▸ TASK INSTRUCTIONS:
Every line containing the word "ELECTRA" needs to be found and copied.

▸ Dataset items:
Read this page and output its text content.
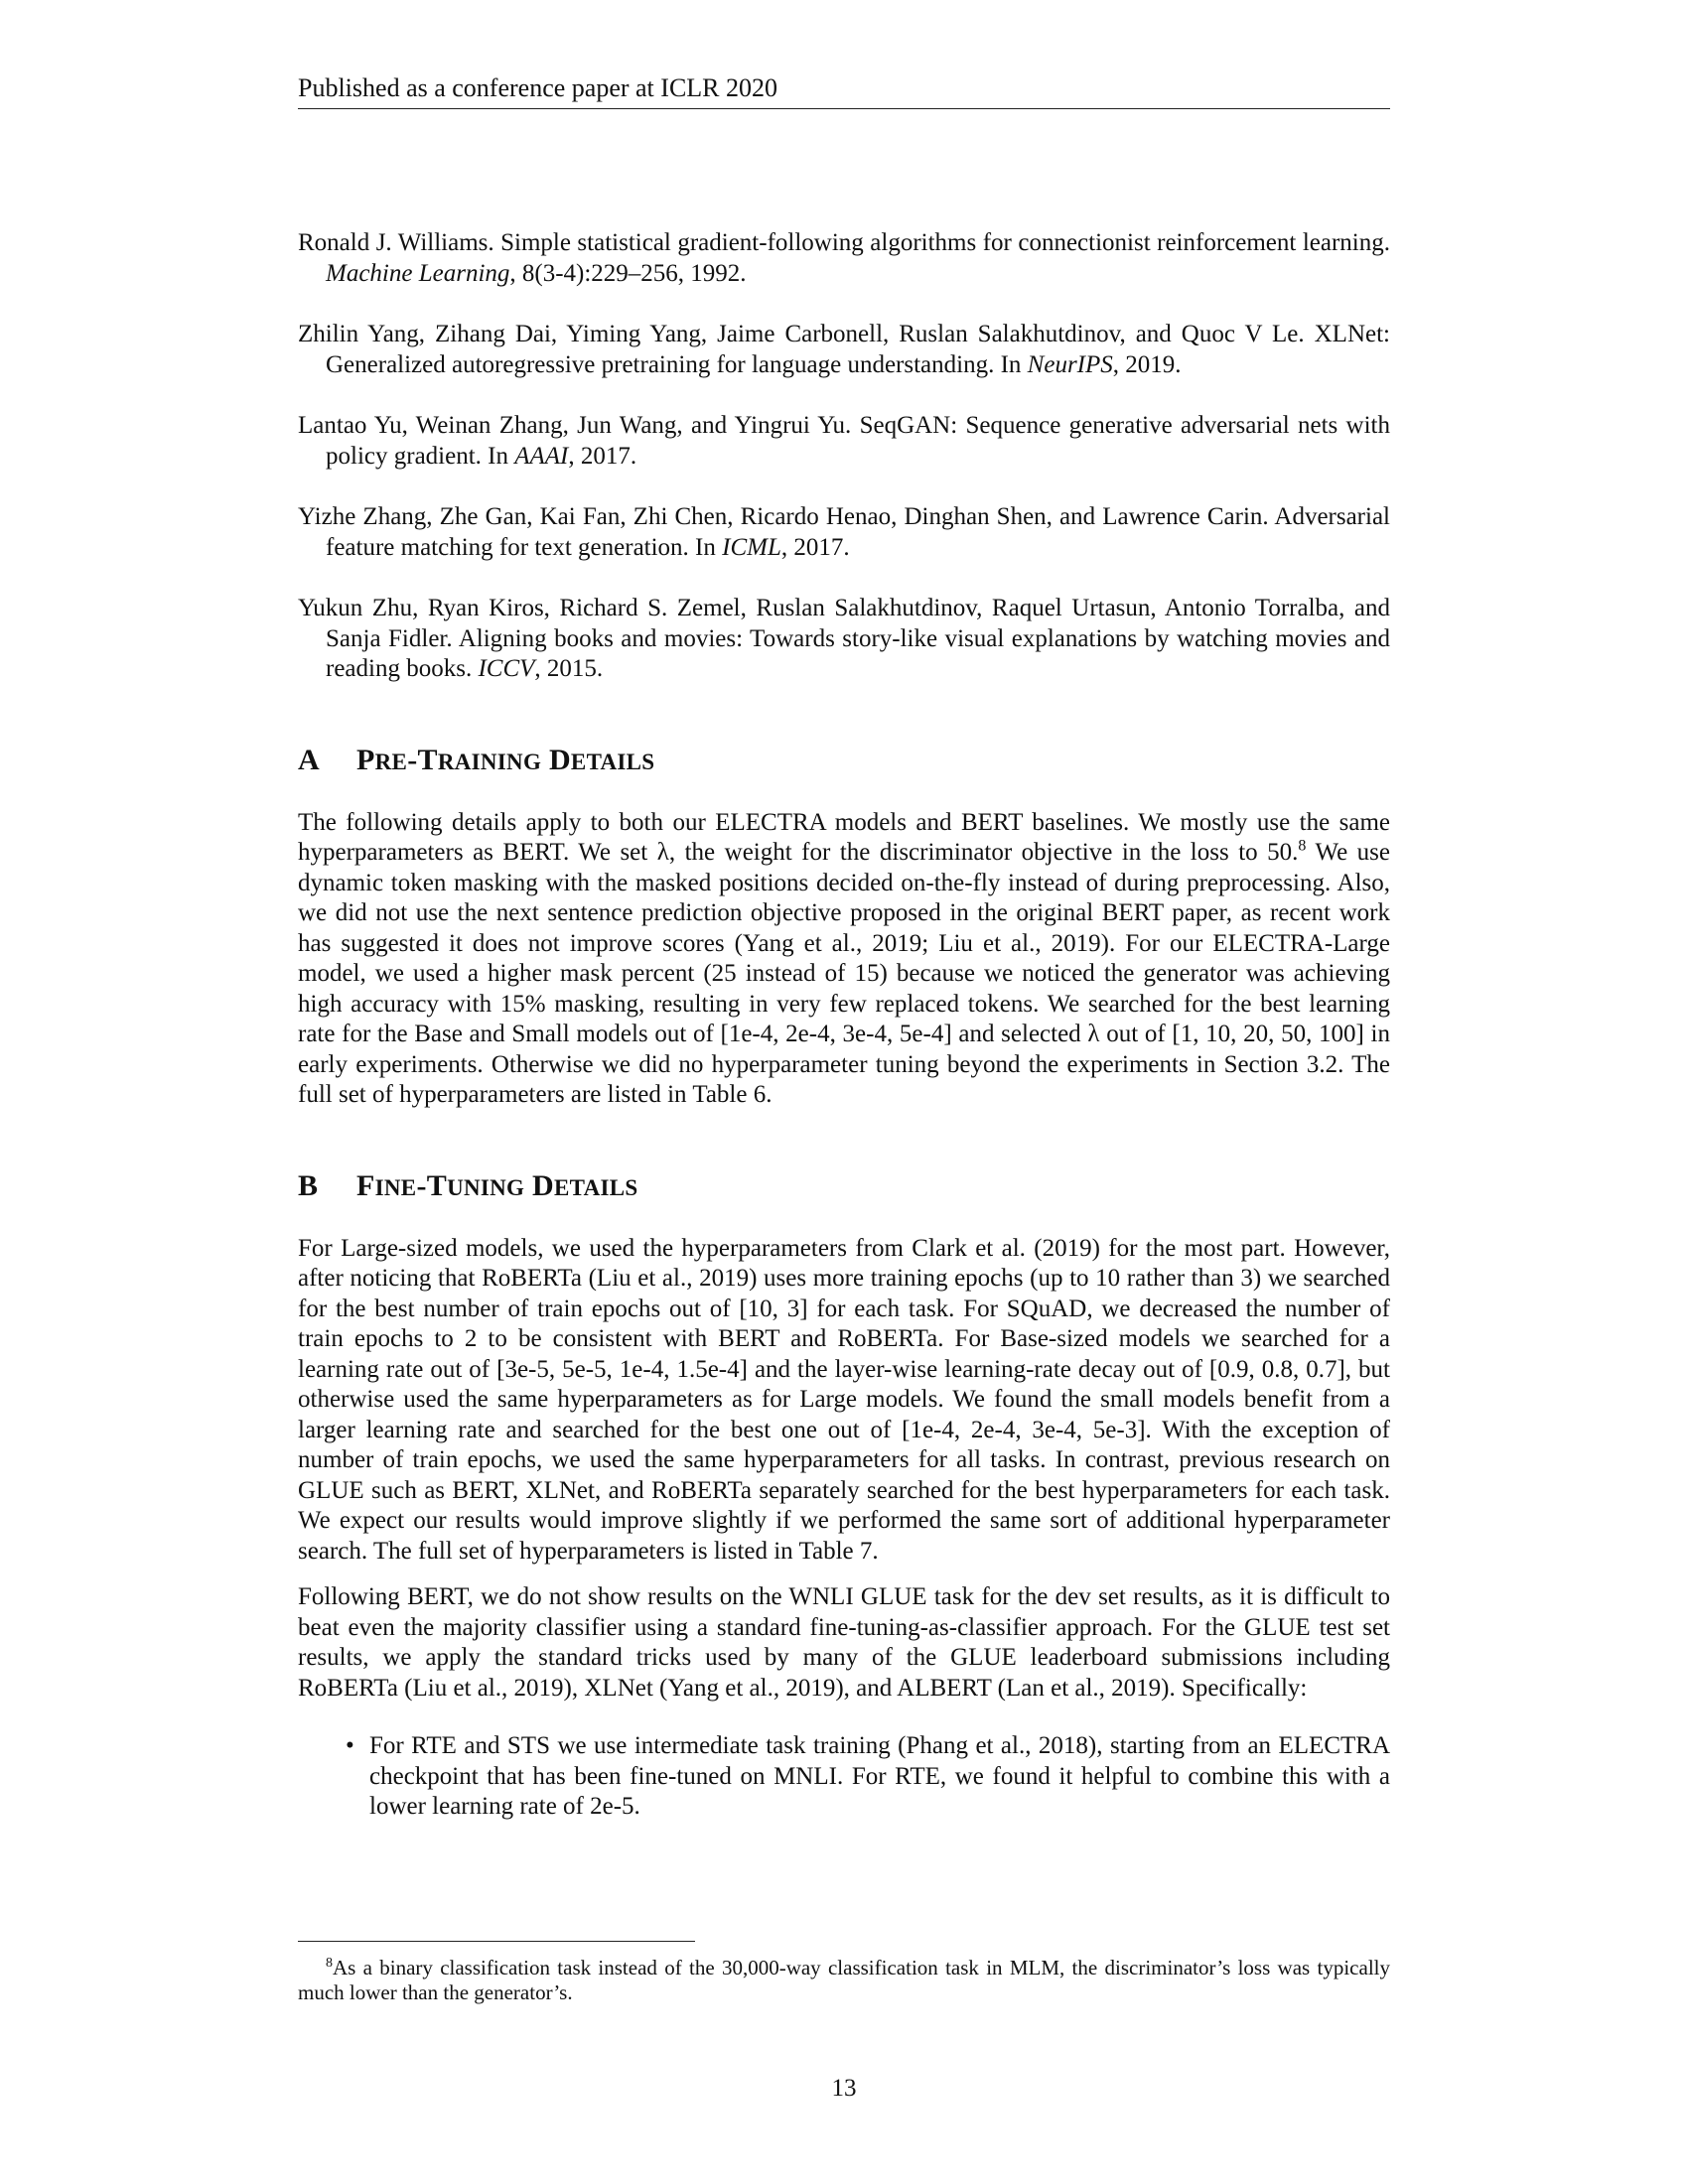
Published as a conference paper at ICLR 2020

Ronald J. Williams. Simple statistical gradient-following algorithms for connectionist reinforcement learning. Machine Learning, 8(3-4):229–256, 1992.

Zhilin Yang, Zihang Dai, Yiming Yang, Jaime Carbonell, Ruslan Salakhutdinov, and Quoc V Le. XLNet: Generalized autoregressive pretraining for language understanding. In NeurIPS, 2019.

Lantao Yu, Weinan Zhang, Jun Wang, and Yingrui Yu. SeqGAN: Sequence generative adversarial nets with policy gradient. In AAAI, 2017.

Yizhe Zhang, Zhe Gan, Kai Fan, Zhi Chen, Ricardo Henao, Dinghan Shen, and Lawrence Carin. Adversarial feature matching for text generation. In ICML, 2017.

Yukun Zhu, Ryan Kiros, Richard S. Zemel, Ruslan Salakhutdinov, Raquel Urtasun, Antonio Torralba, and Sanja Fidler. Aligning books and movies: Towards story-like visual explanations by watching movies and reading books. ICCV, 2015.

A PRE-TRAINING DETAILS

The following details apply to both our ELECTRA models and BERT baselines. We mostly use the same hyperparameters as BERT. We set λ, the weight for the discriminator objective in the loss to 50.$^8$ We use dynamic token masking with the masked positions decided on-the-fly instead of during preprocessing. Also, we did not use the next sentence prediction objective proposed in the original BERT paper, as recent work has suggested it does not improve scores (Yang et al., 2019; Liu et al., 2019). For our ELECTRA-Large model, we used a higher mask percent (25 instead of 15) because we noticed the generator was achieving high accuracy with 15% masking, resulting in very few replaced tokens. We searched for the best learning rate for the Base and Small models out of [1e-4, 2e-4, 3e-4, 5e-4] and selected λ out of [1, 10, 20, 50, 100] in early experiments. Otherwise we did no hyperparameter tuning beyond the experiments in Section 3.2. The full set of hyperparameters are listed in Table 6.

B FINE-TUNING DETAILS

For Large-sized models, we used the hyperparameters from Clark et al. (2019) for the most part. However, after noticing that RoBERTa (Liu et al., 2019) uses more training epochs (up to 10 rather than 3) we searched for the best number of train epochs out of [10, 3] for each task. For SQuAD, we decreased the number of train epochs to 2 to be consistent with BERT and RoBERTa. For Base-sized models we searched for a learning rate out of [3e-5, 5e-5, 1e-4, 1.5e-4] and the layer-wise learning-rate decay out of [0.9, 0.8, 0.7], but otherwise used the same hyperparameters as for Large models. We found the small models benefit from a larger learning rate and searched for the best one out of [1e-4, 2e-4, 3e-4, 5e-3]. With the exception of number of train epochs, we used the same hyperparameters for all tasks. In contrast, previous research on GLUE such as BERT, XLNet, and RoBERTa separately searched for the best hyperparameters for each task. We expect our results would improve slightly if we performed the same sort of additional hyperparameter search. The full set of hyperparameters is listed in Table 7.

Following BERT, we do not show results on the WNLI GLUE task for the dev set results, as it is difficult to beat even the majority classifier using a standard fine-tuning-as-classifier approach. For the GLUE test set results, we apply the standard tricks used by many of the GLUE leaderboard submissions including RoBERTa (Liu et al., 2019), XLNet (Yang et al., 2019), and ALBERT (Lan et al., 2019). Specifically:

• For RTE and STS we use intermediate task training (Phang et al., 2018), starting from an ELECTRA checkpoint that has been fine-tuned on MNLI. For RTE, we found it helpful to combine this with a lower learning rate of 2e-5.
$^8$As a binary classification task instead of the 30,000-way classification task in MLM, the discriminator’s loss was typically much lower than the generator’s.
13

▸ WRITTEN RESPONSE:
The following details apply to both our ELECTRA models and BERT baselines. We mostly use the same hyperparameters as BERT. We set λ, the weight for the discriminator objective in the loss to 50.$^8$ We use dynamic token masking with the masked positions decided on-the-fly instead of during preprocessing. Also, we did not use the next sentence prediction objective proposed in the original BERT paper, as recent work has suggested it does not improve scores (Yang et al., 2019; Liu et al., 2019). For our ELECTRA-Large model, we used a higher mask percent (25 instead of 15) because we noticed the generator was achieving high accuracy with 15% masking, resulting in very few replaced tokens. We searched for the best learning rate for the Base and Small models out of [1e-4, 2e-4, 3e-4, 5e-4] and selected λ out of [1, 10, 20, 50, 100] in early experiments. Otherwise we did no hyperparameter tuning beyond the experiments in Section 3.2. The full set of hyperparameters are listed in Table 6.
• For RTE and STS we use intermediate task training (Phang et al., 2018), starting from an ELECTRA checkpoint that has been fine-tuned on MNLI. For RTE, we found it helpful to combine this with a lower learning rate of 2e-5.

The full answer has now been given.